» Work order:
Would you transcribe the line containing "Detect and localize" and every line after it, through the end of the records below, exactly and with nothing else?

[Start of Attachment]

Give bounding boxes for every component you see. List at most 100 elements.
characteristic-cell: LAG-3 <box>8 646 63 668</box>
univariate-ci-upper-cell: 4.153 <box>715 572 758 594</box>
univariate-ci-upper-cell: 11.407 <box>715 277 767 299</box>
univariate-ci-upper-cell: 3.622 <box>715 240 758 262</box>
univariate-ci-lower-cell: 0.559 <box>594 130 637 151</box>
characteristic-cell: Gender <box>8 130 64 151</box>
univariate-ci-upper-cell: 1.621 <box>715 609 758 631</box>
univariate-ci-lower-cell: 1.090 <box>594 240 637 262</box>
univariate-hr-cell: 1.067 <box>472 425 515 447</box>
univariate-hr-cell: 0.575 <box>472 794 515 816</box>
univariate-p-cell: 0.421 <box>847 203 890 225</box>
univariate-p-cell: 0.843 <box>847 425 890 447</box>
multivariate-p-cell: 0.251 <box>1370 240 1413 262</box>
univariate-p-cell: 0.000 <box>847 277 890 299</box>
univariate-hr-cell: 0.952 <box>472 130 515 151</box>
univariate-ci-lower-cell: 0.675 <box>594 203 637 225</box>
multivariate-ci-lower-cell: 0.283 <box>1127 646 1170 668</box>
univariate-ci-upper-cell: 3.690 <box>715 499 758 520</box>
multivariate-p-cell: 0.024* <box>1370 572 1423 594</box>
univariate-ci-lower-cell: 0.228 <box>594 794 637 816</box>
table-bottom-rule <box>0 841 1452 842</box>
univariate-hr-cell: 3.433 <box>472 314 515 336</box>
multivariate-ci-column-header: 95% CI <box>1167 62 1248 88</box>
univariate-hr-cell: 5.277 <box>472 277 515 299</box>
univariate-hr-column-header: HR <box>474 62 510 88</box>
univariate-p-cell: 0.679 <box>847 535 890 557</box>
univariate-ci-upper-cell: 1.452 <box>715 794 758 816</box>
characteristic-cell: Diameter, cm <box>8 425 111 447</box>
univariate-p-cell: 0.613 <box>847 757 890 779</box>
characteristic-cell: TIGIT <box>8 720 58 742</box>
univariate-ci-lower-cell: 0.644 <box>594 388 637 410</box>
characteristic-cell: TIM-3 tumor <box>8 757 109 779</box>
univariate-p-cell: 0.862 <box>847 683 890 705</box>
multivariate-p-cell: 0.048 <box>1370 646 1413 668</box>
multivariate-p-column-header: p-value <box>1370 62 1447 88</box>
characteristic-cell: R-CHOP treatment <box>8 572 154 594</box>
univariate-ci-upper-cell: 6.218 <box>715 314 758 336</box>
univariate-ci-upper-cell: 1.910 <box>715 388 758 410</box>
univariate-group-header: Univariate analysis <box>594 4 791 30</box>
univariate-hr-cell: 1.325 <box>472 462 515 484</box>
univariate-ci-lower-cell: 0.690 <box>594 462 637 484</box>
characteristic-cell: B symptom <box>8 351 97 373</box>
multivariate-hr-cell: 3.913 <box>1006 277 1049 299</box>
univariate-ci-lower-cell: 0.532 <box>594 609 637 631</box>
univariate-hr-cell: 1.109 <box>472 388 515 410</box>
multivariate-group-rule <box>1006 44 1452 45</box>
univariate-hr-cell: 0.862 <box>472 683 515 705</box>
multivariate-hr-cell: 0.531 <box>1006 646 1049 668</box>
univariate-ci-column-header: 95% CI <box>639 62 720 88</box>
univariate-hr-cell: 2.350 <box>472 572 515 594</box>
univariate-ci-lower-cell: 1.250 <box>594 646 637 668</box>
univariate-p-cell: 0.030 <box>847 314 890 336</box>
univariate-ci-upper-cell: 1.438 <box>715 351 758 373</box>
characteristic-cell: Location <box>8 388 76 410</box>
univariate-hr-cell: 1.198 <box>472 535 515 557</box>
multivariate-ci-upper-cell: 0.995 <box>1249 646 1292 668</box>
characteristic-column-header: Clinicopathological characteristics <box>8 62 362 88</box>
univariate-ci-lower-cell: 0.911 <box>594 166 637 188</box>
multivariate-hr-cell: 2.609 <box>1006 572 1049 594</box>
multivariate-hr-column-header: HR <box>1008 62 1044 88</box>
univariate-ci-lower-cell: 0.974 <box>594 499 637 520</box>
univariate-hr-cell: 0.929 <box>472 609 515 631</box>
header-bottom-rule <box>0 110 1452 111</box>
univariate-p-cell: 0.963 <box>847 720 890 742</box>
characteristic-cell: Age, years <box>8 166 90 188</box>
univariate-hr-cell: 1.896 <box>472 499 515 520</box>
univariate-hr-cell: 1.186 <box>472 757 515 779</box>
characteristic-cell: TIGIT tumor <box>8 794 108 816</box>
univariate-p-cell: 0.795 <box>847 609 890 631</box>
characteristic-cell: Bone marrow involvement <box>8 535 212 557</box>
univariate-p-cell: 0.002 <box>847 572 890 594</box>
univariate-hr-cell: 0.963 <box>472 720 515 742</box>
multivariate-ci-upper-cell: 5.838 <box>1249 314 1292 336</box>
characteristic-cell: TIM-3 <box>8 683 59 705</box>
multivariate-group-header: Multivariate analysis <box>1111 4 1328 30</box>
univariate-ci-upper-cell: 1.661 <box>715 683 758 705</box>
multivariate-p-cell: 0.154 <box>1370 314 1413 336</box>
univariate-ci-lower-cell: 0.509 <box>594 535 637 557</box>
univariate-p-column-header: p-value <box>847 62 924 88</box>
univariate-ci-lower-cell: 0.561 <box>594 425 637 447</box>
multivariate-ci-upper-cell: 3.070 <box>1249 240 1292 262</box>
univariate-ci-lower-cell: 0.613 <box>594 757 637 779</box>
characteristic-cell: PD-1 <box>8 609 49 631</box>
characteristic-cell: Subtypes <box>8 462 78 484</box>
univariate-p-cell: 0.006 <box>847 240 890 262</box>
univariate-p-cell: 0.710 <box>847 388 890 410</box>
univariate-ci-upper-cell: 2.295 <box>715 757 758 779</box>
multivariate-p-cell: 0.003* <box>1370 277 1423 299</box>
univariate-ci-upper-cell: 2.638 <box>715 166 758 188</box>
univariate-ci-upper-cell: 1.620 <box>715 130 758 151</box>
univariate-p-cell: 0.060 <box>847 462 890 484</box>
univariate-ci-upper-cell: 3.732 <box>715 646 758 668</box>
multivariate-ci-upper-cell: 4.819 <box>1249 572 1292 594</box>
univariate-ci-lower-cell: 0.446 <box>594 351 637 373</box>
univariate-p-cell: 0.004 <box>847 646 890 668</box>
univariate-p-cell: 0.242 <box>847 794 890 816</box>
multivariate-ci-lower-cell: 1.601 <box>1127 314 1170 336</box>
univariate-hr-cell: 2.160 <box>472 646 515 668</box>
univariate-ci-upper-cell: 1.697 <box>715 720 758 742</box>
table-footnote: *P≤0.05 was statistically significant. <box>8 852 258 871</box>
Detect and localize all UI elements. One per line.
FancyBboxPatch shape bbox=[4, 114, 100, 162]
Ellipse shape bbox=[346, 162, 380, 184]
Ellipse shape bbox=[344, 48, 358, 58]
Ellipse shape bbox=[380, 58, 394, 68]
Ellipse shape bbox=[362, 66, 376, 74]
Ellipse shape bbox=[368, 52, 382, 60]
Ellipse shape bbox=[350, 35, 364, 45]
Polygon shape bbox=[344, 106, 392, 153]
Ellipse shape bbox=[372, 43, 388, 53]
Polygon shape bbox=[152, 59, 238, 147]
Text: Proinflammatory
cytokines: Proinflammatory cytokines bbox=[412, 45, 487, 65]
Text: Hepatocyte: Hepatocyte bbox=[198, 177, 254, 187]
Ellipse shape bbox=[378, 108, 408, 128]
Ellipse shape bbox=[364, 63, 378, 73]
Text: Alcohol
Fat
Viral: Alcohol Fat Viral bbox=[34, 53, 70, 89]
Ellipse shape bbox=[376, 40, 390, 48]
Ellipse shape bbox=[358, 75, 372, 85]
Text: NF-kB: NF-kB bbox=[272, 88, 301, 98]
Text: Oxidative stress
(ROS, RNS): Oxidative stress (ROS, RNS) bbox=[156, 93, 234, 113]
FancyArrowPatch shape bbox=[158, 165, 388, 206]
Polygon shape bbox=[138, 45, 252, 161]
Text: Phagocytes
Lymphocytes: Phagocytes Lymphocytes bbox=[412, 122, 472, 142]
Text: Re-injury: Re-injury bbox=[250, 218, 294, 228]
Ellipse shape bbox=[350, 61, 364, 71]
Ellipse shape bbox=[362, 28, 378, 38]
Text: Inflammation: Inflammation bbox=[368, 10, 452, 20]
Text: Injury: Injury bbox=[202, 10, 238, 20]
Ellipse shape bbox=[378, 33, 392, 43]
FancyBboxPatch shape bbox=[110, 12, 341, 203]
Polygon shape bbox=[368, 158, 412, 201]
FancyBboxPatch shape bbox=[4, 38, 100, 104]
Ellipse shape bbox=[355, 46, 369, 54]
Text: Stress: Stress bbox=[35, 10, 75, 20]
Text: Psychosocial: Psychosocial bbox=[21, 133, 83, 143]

[End of Attachment]

» Solution to the problem:
Detect and localize all UI elements. One per line.
FancyBboxPatch shape bbox=[4, 114, 100, 162]
Ellipse shape bbox=[346, 162, 380, 184]
Ellipse shape bbox=[344, 48, 358, 58]
Ellipse shape bbox=[380, 58, 394, 68]
Ellipse shape bbox=[362, 66, 376, 74]
Ellipse shape bbox=[368, 52, 382, 60]
Ellipse shape bbox=[350, 35, 364, 45]
Polygon shape bbox=[344, 106, 392, 153]
Ellipse shape bbox=[372, 43, 388, 53]
Polygon shape bbox=[152, 59, 238, 147]
Text: Proinflammatory
cytokines: Proinflammatory cytokines bbox=[412, 45, 487, 65]
Text: Hepatocyte: Hepatocyte bbox=[198, 177, 254, 187]
Ellipse shape bbox=[378, 108, 408, 128]
Ellipse shape bbox=[364, 63, 378, 73]
Text: Alcohol
Fat
Viral: Alcohol Fat Viral bbox=[34, 53, 70, 89]
Ellipse shape bbox=[376, 40, 390, 48]
Ellipse shape bbox=[358, 75, 372, 85]
Text: NF-kB: NF-kB bbox=[272, 88, 301, 98]
Text: Oxidative stress
(ROS, RNS): Oxidative stress (ROS, RNS) bbox=[156, 93, 234, 113]
FancyArrowPatch shape bbox=[158, 165, 388, 206]
Polygon shape bbox=[138, 45, 252, 161]
Text: Phagocytes
Lymphocytes: Phagocytes Lymphocytes bbox=[412, 122, 472, 142]
Text: Re-injury: Re-injury bbox=[250, 218, 294, 228]
Ellipse shape bbox=[350, 61, 364, 71]
Ellipse shape bbox=[362, 28, 378, 38]
Text: Inflammation: Inflammation bbox=[368, 10, 452, 20]
Text: Injury: Injury bbox=[202, 10, 238, 20]
Ellipse shape bbox=[378, 33, 392, 43]
FancyBboxPatch shape bbox=[110, 12, 341, 203]
Polygon shape bbox=[368, 158, 412, 201]
FancyBboxPatch shape bbox=[4, 38, 100, 104]
Ellipse shape bbox=[355, 46, 369, 54]
Text: Stress: Stress bbox=[35, 10, 75, 20]
Text: Psychosocial: Psychosocial bbox=[21, 133, 83, 143]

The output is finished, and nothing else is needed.